*Dataset content*:
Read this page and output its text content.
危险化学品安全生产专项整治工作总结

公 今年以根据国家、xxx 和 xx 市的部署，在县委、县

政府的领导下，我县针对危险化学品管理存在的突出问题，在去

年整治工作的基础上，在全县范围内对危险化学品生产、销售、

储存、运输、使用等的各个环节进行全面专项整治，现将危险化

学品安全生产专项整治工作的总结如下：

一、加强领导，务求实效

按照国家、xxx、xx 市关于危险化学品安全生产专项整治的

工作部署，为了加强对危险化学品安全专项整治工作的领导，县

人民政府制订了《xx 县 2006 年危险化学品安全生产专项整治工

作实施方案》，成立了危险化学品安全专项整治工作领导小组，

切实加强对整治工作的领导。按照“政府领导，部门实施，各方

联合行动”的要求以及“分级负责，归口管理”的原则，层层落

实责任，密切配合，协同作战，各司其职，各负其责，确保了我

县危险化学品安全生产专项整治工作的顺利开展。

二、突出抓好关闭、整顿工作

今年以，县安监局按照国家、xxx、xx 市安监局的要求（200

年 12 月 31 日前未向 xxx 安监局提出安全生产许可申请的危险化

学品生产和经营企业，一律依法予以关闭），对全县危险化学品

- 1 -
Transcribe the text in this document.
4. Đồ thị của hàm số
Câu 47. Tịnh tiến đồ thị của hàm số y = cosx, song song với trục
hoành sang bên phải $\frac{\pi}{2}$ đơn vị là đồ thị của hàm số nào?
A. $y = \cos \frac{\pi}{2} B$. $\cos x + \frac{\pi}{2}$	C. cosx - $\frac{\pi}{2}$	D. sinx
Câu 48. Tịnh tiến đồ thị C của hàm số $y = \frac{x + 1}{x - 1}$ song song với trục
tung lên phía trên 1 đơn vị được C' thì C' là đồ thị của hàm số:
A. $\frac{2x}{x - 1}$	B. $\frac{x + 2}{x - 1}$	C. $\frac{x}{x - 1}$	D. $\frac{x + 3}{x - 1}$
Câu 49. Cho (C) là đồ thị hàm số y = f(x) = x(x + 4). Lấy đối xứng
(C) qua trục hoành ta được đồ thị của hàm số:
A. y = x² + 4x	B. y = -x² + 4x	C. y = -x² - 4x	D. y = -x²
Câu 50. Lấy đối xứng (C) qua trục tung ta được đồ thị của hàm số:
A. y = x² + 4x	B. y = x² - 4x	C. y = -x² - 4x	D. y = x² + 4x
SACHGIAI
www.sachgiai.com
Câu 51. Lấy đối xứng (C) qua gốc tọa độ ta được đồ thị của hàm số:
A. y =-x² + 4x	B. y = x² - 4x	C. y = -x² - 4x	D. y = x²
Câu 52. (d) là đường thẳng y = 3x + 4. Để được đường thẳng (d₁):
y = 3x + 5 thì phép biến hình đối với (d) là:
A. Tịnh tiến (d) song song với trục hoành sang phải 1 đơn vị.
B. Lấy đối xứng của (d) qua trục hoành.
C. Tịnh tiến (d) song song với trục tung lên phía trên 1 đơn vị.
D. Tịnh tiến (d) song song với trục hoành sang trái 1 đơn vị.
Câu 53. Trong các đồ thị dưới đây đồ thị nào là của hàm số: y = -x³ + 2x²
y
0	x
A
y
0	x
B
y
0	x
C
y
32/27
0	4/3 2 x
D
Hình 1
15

*Exercise prompt*:
Search the data for the word "frac" and copy each line where it appears.

*Answer to this task*:
hoành sang bên phải $\frac{\pi}{2}$ đơn vị là đồ thị của hàm số nào?
A. $y = \cos \frac{\pi}{2} B$. $\cos x + \frac{\pi}{2}$	C. cosx - $\frac{\pi}{2}$	D. sinx
Câu 48. Tịnh tiến đồ thị C của hàm số $y = \frac{x + 1}{x - 1}$ song song với trục
A. $\frac{2x}{x - 1}$	B. $\frac{x + 2}{x - 1}$	C. $\frac{x}{x - 1}$	D. $\frac{x + 3}{x - 1}$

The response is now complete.